**EXERCISE DIRECTIONS:** Leaving out the pictures, retype all the material exactly.

════

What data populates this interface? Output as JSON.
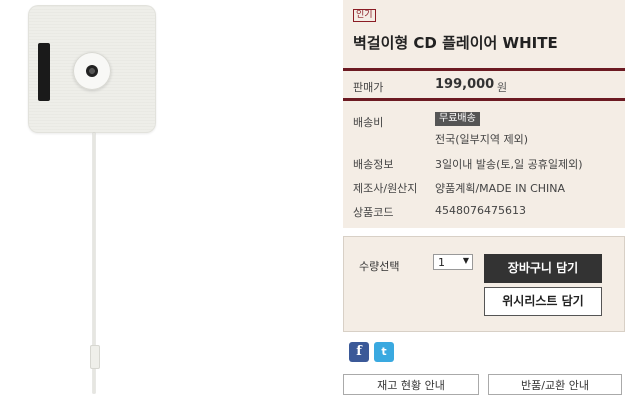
{
  "product": {
    "badge": "인기",
    "title": "벽걸이형 CD 플레이어 WHITE"
  },
  "price": {
    "label": "판매가",
    "value": "199,000",
    "unit": "원"
  },
  "shipping": {
    "label": "배송비",
    "badge": "무료배송",
    "note": "전국(일부지역 제외)"
  },
  "delivery_info": {
    "label": "배송정보",
    "value": "3일이내 발송(토,일 공휴일제외)"
  },
  "origin": {
    "label": "제조사/원산지",
    "value": "양품계획/MADE IN CHINA"
  },
  "product_code": {
    "label": "상품코드",
    "value": "4548076475613"
  },
  "quantity": {
    "label": "수량선택",
    "selected": "1"
  },
  "actions": {
    "cart_label": "장바구니 담기",
    "wishlist_label": "위시리스트 담기",
    "stock_label": "재고 현황 안내",
    "return_label": "반품/교환 안내"
  },
  "social": {
    "facebook_glyph": "f",
    "twitter_glyph": "t"
  },
  "colors": {
    "accent": "#6c1a22",
    "panel_bg": "#f4ede5",
    "cart_button": "#333333"
  }
}
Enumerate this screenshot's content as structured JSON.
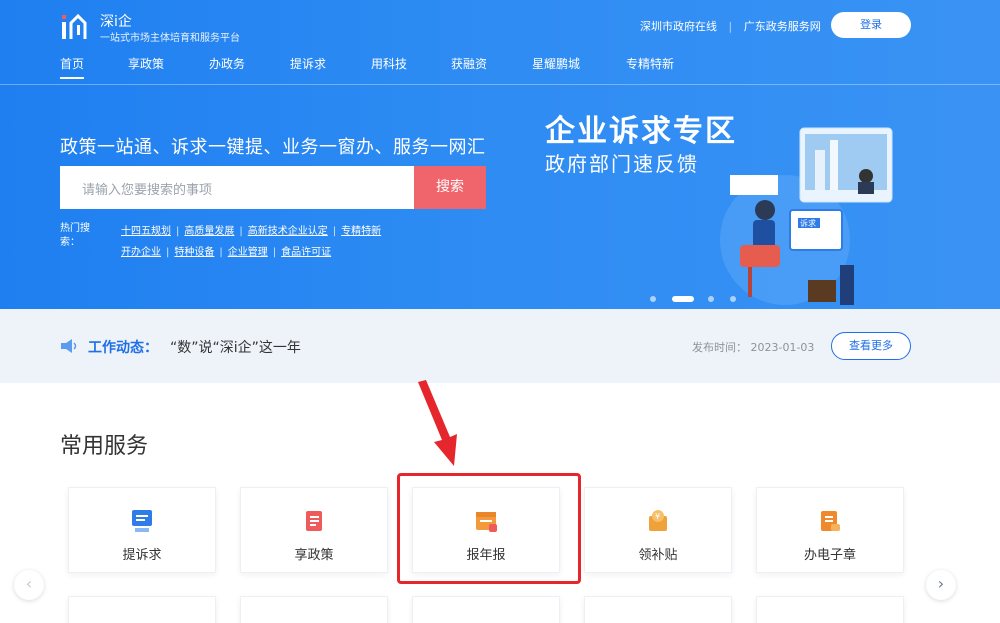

════

**RESPONSE BELOW:**
What data populates this interface? Output as JSON.
{
  "product": {
    "badge": "인기",
    "title": "벽걸이형 CD 플레이어 WHITE"
  },
  "price": {
    "label": "판매가",
    "value": "199,000",
    "unit": "원"
  },
  "shipping": {
    "label": "배송비",
    "badge": "무료배송",
    "note": "전국(일부지역 제외)"
  },
  "delivery_info": {
    "label": "배송정보",
    "value": "3일이내 발송(토,일 공휴일제외)"
  },
  "origin": {
    "label": "제조사/원산지",
    "value": "양품계획/MADE IN CHINA"
  },
  "product_code": {
    "label": "상품코드",
    "value": "4548076475613"
  },
  "quantity": {
    "label": "수량선택",
    "selected": "1"
  },
  "actions": {
    "cart_label": "장바구니 담기",
    "wishlist_label": "위시리스트 담기",
    "stock_label": "재고 현황 안내",
    "return_label": "반품/교환 안내"
  },
  "social": {
    "facebook_glyph": "f",
    "twitter_glyph": "t"
  },
  "colors": {
    "accent": "#6c1a22",
    "panel_bg": "#f4ede5",
    "cart_button": "#333333"
  }
}
Enumerate this screenshot's content as structured JSON.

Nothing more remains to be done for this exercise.